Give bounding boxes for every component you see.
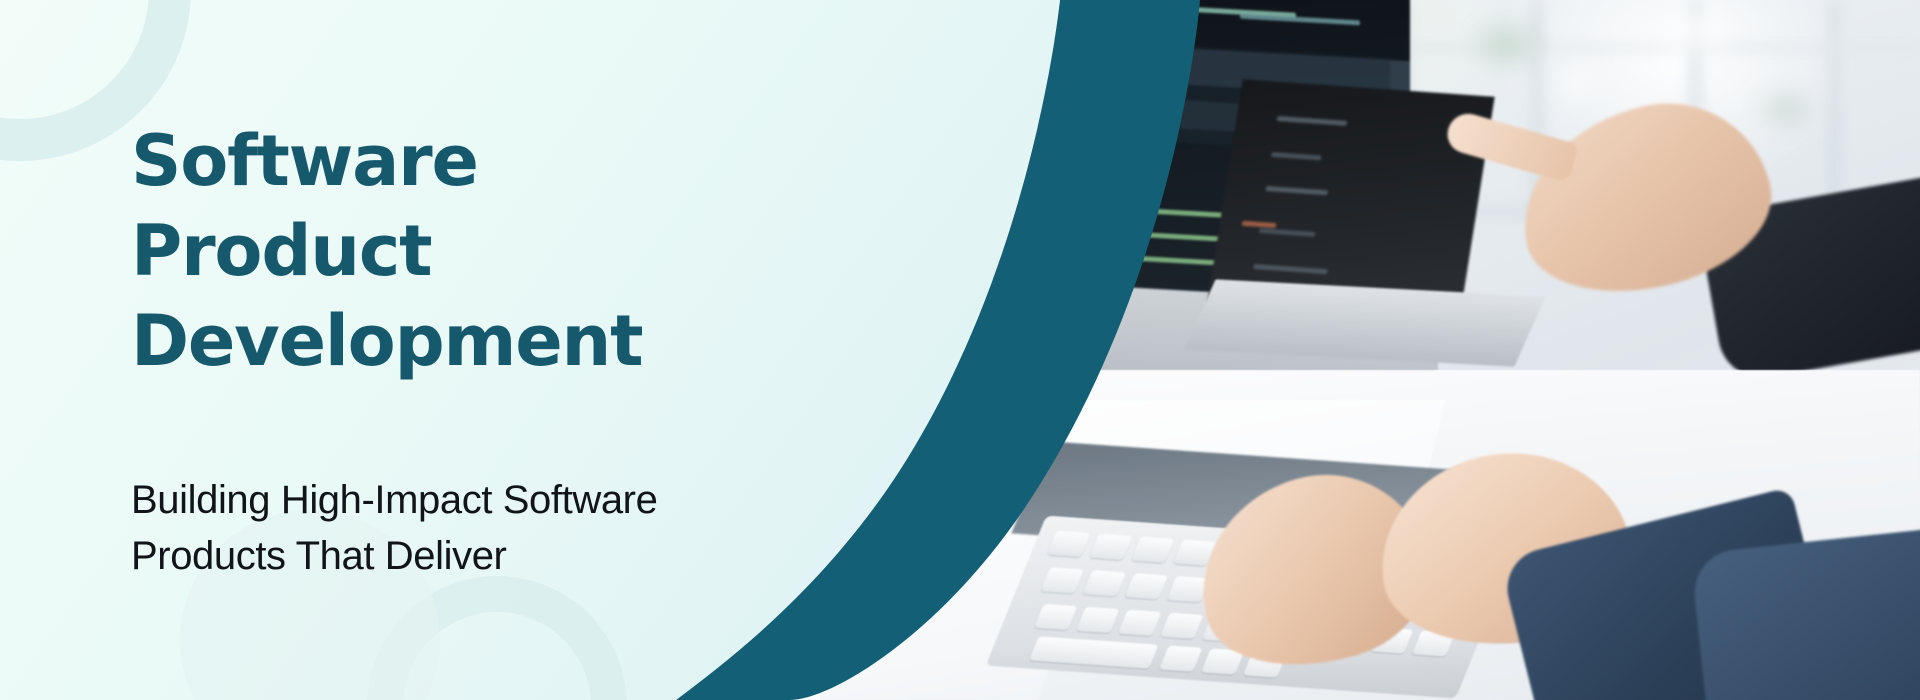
hero-text-block: Software Product Development Building Hi… — [131, 0, 771, 700]
hero-banner: Software Product Development Building Hi… — [0, 0, 1920, 700]
page-title: Software Product Development — [131, 116, 711, 386]
page-subtitle: Building High-Impact Software Products T… — [131, 472, 731, 584]
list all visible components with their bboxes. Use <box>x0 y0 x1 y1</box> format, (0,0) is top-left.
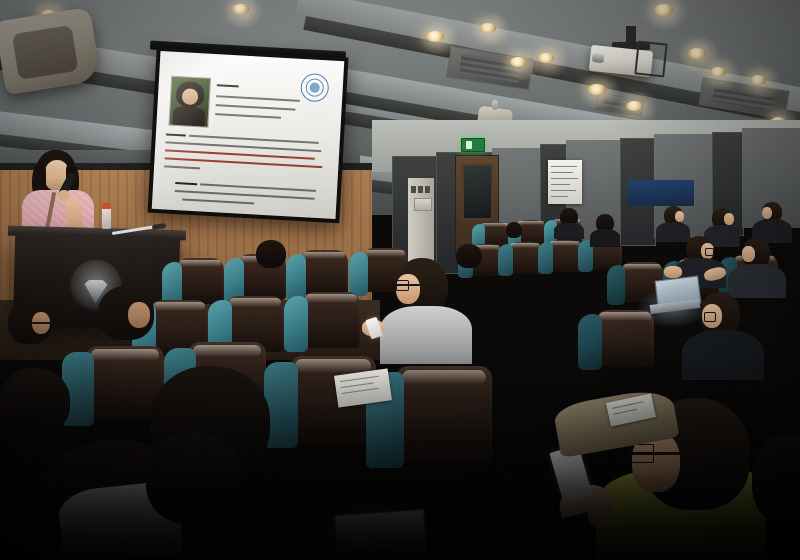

» Job
Retype each line of the entries above word for word, leaving out the pictures.

» Output for this task
Give bounding boxes for every component you see.
hero-text-block: Software Product Development Building Hi… — [131, 0, 771, 700]
hero-banner: Software Product Development Building Hi… — [0, 0, 1920, 700]
page-title: Software Product Development — [131, 116, 711, 386]
page-subtitle: Building High-Impact Software Products T… — [131, 472, 731, 584]
list all visible components with their bboxes. Use <box>x0 y0 x1 y1</box> format, (0,0) is top-left.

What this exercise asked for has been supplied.